<<<<

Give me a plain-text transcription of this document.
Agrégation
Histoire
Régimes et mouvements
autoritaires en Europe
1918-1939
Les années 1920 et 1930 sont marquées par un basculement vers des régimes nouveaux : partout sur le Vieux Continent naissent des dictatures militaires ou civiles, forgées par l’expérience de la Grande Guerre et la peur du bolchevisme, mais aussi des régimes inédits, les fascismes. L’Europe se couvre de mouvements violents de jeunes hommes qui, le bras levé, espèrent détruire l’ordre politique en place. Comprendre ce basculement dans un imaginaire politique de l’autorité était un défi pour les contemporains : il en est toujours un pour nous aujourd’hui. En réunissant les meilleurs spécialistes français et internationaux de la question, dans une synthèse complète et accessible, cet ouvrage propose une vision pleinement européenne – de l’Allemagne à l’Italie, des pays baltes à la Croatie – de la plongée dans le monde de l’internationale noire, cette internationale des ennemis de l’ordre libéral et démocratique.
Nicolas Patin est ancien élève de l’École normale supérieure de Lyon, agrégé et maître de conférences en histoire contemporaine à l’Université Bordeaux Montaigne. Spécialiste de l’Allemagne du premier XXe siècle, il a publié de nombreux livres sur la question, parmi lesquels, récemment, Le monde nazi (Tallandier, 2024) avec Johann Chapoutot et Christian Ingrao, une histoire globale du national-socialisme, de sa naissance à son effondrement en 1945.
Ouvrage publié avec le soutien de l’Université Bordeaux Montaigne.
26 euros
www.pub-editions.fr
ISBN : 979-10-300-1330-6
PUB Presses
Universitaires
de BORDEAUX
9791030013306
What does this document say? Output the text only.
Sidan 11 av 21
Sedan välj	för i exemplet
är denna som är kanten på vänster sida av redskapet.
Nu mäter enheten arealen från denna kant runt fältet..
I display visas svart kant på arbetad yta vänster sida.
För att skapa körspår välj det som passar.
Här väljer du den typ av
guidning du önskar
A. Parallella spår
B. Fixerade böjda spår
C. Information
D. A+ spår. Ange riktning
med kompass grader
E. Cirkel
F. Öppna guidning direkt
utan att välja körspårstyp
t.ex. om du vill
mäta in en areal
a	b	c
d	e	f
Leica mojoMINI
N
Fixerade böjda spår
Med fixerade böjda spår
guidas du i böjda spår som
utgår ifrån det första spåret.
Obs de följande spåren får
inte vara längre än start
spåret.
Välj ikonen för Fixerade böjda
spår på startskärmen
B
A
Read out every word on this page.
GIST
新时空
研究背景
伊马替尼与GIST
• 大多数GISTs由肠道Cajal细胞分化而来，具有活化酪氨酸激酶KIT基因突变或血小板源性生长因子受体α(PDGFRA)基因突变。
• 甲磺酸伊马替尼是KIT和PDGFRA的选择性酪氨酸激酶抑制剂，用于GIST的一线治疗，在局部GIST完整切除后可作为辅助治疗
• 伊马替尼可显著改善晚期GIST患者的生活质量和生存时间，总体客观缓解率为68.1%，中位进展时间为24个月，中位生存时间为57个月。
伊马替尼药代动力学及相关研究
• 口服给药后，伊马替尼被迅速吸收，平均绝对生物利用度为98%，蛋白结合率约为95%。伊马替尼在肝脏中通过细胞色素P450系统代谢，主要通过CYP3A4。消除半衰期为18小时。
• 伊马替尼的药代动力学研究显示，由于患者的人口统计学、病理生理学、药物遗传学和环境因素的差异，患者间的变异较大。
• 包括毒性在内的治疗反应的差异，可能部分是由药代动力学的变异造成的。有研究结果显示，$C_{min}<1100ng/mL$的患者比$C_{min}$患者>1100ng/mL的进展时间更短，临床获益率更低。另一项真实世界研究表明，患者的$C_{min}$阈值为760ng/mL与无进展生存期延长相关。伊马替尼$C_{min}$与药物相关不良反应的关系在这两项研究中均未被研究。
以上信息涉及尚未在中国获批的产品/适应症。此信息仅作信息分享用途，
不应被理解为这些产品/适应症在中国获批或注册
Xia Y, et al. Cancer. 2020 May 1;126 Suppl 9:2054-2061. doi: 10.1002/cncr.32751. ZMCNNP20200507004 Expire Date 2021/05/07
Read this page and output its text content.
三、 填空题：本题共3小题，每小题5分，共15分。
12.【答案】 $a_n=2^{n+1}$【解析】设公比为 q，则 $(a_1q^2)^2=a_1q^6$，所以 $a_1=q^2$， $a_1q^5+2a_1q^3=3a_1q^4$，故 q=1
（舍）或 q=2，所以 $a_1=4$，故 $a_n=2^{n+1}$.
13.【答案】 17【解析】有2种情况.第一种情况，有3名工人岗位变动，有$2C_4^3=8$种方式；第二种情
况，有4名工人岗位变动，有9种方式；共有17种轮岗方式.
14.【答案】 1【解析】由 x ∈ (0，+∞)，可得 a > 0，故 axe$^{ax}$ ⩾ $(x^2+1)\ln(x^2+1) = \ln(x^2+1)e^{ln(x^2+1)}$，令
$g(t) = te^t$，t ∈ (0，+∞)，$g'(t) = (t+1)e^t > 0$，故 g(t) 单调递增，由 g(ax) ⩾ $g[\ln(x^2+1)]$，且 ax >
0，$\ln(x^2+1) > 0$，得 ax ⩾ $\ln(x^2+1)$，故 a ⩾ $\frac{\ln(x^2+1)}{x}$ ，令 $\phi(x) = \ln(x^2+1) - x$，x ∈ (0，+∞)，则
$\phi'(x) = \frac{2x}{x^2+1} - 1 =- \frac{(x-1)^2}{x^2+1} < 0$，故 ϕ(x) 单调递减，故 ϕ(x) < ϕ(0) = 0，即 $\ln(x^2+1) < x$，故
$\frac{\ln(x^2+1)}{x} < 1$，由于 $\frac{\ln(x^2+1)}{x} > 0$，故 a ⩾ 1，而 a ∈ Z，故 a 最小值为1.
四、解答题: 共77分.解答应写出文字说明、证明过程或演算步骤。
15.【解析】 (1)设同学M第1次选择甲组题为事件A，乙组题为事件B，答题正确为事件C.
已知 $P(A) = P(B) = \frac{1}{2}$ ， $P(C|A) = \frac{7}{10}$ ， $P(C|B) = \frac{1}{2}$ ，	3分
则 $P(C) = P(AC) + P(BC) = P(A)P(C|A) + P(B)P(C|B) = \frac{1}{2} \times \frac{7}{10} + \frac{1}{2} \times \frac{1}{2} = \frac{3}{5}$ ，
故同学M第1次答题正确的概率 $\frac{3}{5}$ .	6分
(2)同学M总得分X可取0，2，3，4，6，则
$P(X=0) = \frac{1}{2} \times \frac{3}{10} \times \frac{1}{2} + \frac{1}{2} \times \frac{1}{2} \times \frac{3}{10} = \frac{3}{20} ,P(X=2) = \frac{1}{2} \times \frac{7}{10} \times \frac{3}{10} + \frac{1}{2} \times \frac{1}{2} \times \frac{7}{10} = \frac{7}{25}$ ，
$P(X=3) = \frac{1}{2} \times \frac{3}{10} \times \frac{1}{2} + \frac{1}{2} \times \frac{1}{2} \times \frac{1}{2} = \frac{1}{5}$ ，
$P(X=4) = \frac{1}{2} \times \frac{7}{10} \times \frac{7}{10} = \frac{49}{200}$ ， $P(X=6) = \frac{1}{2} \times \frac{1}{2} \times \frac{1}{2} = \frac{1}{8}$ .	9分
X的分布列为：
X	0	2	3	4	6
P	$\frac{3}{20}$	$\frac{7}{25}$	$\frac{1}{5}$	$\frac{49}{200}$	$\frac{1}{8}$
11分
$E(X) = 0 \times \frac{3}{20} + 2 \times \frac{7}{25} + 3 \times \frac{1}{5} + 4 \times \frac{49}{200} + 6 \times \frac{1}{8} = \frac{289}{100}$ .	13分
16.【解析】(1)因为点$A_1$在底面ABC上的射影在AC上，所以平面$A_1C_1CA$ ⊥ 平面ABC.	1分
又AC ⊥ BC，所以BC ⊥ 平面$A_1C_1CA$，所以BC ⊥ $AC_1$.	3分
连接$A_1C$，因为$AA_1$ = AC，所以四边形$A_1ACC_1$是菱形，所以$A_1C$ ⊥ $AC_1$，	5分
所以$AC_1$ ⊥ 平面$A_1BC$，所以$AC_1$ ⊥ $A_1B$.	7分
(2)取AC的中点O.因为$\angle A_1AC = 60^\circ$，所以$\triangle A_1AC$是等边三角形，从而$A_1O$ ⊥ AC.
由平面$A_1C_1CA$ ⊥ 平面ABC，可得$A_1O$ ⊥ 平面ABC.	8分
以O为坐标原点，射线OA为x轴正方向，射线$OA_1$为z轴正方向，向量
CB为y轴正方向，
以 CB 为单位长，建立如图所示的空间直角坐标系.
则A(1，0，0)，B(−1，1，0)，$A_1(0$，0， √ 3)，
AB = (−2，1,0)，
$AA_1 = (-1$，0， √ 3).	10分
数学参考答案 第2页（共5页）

>>>>

### WRITTEN EXERCISE
Give solely the number of lines in the data that contain the string "vänster".

### REPLY TO THE EXERCISE
2